== Dataset entries ==

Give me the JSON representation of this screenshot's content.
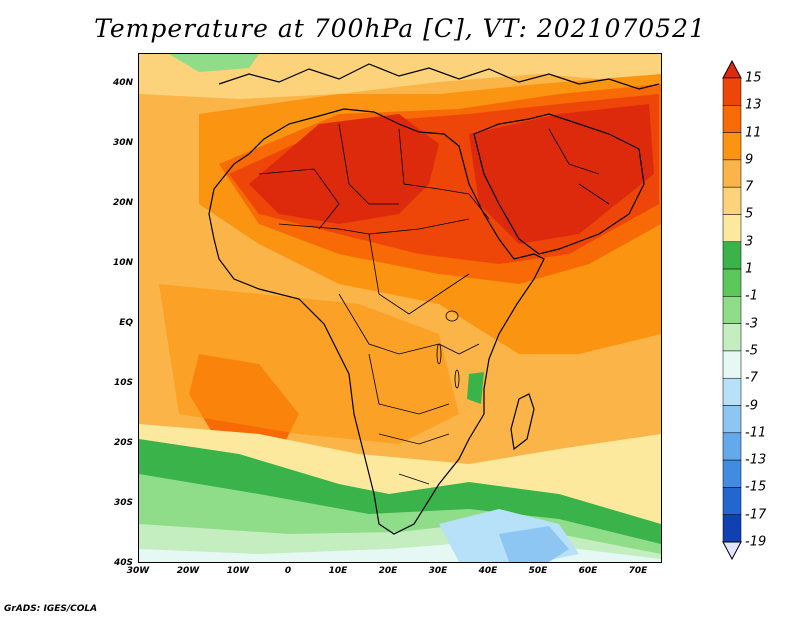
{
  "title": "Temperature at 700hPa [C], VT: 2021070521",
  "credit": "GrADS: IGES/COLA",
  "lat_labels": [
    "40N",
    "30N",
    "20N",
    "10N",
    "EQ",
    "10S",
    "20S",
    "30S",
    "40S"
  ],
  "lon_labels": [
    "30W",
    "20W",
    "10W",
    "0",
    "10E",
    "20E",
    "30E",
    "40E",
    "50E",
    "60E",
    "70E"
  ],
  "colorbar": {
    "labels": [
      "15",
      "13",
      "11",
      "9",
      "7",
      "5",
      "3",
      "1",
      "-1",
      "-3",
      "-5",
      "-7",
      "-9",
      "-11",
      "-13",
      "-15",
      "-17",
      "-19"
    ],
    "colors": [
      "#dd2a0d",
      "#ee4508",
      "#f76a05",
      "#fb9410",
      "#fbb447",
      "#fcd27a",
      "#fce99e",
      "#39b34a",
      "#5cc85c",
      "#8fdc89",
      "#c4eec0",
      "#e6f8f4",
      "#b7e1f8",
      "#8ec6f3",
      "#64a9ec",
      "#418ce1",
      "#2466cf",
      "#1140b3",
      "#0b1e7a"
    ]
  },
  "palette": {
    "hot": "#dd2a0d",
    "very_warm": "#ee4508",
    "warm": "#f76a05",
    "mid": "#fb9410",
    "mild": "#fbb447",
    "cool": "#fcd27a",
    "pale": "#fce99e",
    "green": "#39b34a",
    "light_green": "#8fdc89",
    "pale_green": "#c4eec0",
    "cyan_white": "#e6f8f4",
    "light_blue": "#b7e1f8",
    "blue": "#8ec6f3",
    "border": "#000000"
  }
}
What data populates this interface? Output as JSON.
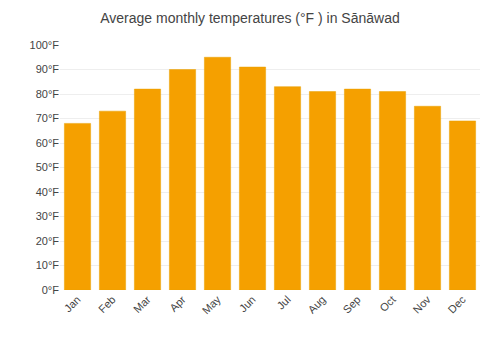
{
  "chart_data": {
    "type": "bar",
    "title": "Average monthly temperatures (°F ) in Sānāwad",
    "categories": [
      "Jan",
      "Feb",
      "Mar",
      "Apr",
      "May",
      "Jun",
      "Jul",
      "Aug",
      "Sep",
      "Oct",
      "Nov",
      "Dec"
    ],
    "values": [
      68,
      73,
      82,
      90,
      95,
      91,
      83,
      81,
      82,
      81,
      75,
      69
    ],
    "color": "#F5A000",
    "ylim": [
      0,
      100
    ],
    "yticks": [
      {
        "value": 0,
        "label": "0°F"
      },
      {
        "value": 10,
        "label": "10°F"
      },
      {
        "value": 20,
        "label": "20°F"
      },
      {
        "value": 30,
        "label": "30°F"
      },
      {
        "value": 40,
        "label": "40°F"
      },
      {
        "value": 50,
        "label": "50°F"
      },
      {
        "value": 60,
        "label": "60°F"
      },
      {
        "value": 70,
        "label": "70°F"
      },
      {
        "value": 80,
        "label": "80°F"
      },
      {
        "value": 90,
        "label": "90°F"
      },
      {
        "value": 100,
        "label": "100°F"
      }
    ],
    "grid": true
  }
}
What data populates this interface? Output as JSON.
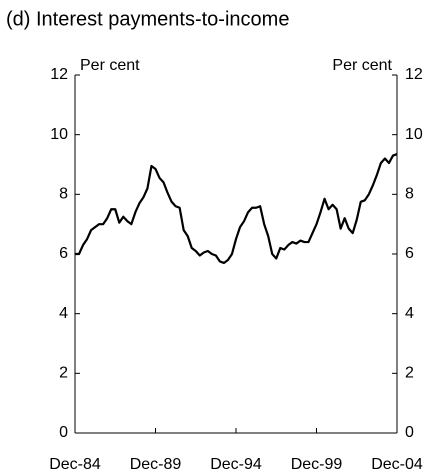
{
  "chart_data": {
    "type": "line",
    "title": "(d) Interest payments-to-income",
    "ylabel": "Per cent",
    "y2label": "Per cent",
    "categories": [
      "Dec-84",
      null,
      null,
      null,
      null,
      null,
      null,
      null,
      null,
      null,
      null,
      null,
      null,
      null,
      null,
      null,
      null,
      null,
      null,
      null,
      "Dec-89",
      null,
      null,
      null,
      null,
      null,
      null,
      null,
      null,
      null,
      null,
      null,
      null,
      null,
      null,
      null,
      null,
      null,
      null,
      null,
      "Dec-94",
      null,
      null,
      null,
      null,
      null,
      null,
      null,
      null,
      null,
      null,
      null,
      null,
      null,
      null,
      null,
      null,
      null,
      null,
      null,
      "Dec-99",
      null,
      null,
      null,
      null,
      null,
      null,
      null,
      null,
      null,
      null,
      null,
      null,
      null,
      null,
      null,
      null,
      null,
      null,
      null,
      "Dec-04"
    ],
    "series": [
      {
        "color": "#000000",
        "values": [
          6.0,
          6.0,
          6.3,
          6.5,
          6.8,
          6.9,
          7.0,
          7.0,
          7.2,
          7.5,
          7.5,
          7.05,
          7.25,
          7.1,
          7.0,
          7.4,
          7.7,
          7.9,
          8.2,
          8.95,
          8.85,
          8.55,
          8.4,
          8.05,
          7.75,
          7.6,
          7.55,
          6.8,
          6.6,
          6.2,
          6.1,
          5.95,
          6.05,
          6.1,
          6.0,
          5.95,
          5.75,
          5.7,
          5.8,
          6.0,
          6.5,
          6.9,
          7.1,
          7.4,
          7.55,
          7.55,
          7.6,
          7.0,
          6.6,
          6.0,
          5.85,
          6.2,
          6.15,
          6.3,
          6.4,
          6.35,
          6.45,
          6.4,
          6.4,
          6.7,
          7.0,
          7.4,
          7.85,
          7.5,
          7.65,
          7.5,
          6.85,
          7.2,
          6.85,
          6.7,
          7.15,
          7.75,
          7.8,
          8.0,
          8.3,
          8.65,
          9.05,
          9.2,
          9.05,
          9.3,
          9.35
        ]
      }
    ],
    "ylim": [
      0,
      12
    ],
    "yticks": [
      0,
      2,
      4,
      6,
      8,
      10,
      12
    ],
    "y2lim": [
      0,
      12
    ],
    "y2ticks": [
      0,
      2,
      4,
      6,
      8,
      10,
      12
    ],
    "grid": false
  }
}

===

▸ **Goal**:
The pictures should not appear in the copy; every other part of the records above must be returned exactly.

▸ **Exercise output**:
Give me the JSON representation of this screenshot's content.
{
  "title": "Temperature at 700hPa [C], VT: 2021070521",
  "credit": "GrADS: IGES/COLA",
  "lat_labels": [
    "40N",
    "30N",
    "20N",
    "10N",
    "EQ",
    "10S",
    "20S",
    "30S",
    "40S"
  ],
  "lon_labels": [
    "30W",
    "20W",
    "10W",
    "0",
    "10E",
    "20E",
    "30E",
    "40E",
    "50E",
    "60E",
    "70E"
  ],
  "colorbar": {
    "labels": [
      "15",
      "13",
      "11",
      "9",
      "7",
      "5",
      "3",
      "1",
      "-1",
      "-3",
      "-5",
      "-7",
      "-9",
      "-11",
      "-13",
      "-15",
      "-17",
      "-19"
    ],
    "colors": [
      "#dd2a0d",
      "#ee4508",
      "#f76a05",
      "#fb9410",
      "#fbb447",
      "#fcd27a",
      "#fce99e",
      "#39b34a",
      "#5cc85c",
      "#8fdc89",
      "#c4eec0",
      "#e6f8f4",
      "#b7e1f8",
      "#8ec6f3",
      "#64a9ec",
      "#418ce1",
      "#2466cf",
      "#1140b3",
      "#0b1e7a"
    ]
  },
  "palette": {
    "hot": "#dd2a0d",
    "very_warm": "#ee4508",
    "warm": "#f76a05",
    "mid": "#fb9410",
    "mild": "#fbb447",
    "cool": "#fcd27a",
    "pale": "#fce99e",
    "green": "#39b34a",
    "light_green": "#8fdc89",
    "pale_green": "#c4eec0",
    "cyan_white": "#e6f8f4",
    "light_blue": "#b7e1f8",
    "blue": "#8ec6f3",
    "border": "#000000"
  }
}
What data populates this interface? Output as JSON.
{
  "chart_data": {
    "type": "bar",
    "title": "Average monthly temperatures (°F ) in Sānāwad",
    "categories": [
      "Jan",
      "Feb",
      "Mar",
      "Apr",
      "May",
      "Jun",
      "Jul",
      "Aug",
      "Sep",
      "Oct",
      "Nov",
      "Dec"
    ],
    "values": [
      68,
      73,
      82,
      90,
      95,
      91,
      83,
      81,
      82,
      81,
      75,
      69
    ],
    "color": "#F5A000",
    "ylim": [
      0,
      100
    ],
    "yticks": [
      {
        "value": 0,
        "label": "0°F"
      },
      {
        "value": 10,
        "label": "10°F"
      },
      {
        "value": 20,
        "label": "20°F"
      },
      {
        "value": 30,
        "label": "30°F"
      },
      {
        "value": 40,
        "label": "40°F"
      },
      {
        "value": 50,
        "label": "50°F"
      },
      {
        "value": 60,
        "label": "60°F"
      },
      {
        "value": 70,
        "label": "70°F"
      },
      {
        "value": 80,
        "label": "80°F"
      },
      {
        "value": 90,
        "label": "90°F"
      },
      {
        "value": 100,
        "label": "100°F"
      }
    ],
    "grid": true
  }
}
What data populates this interface? Output as JSON.
{
  "chart_data": {
    "type": "line",
    "title": "(d) Interest payments-to-income",
    "ylabel": "Per cent",
    "y2label": "Per cent",
    "categories": [
      "Dec-84",
      null,
      null,
      null,
      null,
      null,
      null,
      null,
      null,
      null,
      null,
      null,
      null,
      null,
      null,
      null,
      null,
      null,
      null,
      null,
      "Dec-89",
      null,
      null,
      null,
      null,
      null,
      null,
      null,
      null,
      null,
      null,
      null,
      null,
      null,
      null,
      null,
      null,
      null,
      null,
      null,
      "Dec-94",
      null,
      null,
      null,
      null,
      null,
      null,
      null,
      null,
      null,
      null,
      null,
      null,
      null,
      null,
      null,
      null,
      null,
      null,
      null,
      "Dec-99",
      null,
      null,
      null,
      null,
      null,
      null,
      null,
      null,
      null,
      null,
      null,
      null,
      null,
      null,
      null,
      null,
      null,
      null,
      null,
      "Dec-04"
    ],
    "series": [
      {
        "color": "#000000",
        "values": [
          6.0,
          6.0,
          6.3,
          6.5,
          6.8,
          6.9,
          7.0,
          7.0,
          7.2,
          7.5,
          7.5,
          7.05,
          7.25,
          7.1,
          7.0,
          7.4,
          7.7,
          7.9,
          8.2,
          8.95,
          8.85,
          8.55,
          8.4,
          8.05,
          7.75,
          7.6,
          7.55,
          6.8,
          6.6,
          6.2,
          6.1,
          5.95,
          6.05,
          6.1,
          6.0,
          5.95,
          5.75,
          5.7,
          5.8,
          6.0,
          6.5,
          6.9,
          7.1,
          7.4,
          7.55,
          7.55,
          7.6,
          7.0,
          6.6,
          6.0,
          5.85,
          6.2,
          6.15,
          6.3,
          6.4,
          6.35,
          6.45,
          6.4,
          6.4,
          6.7,
          7.0,
          7.4,
          7.85,
          7.5,
          7.65,
          7.5,
          6.85,
          7.2,
          6.85,
          6.7,
          7.15,
          7.75,
          7.8,
          8.0,
          8.3,
          8.65,
          9.05,
          9.2,
          9.05,
          9.3,
          9.35
        ]
      }
    ],
    "ylim": [
      0,
      12
    ],
    "yticks": [
      0,
      2,
      4,
      6,
      8,
      10,
      12
    ],
    "y2lim": [
      0,
      12
    ],
    "y2ticks": [
      0,
      2,
      4,
      6,
      8,
      10,
      12
    ],
    "grid": false
  }
}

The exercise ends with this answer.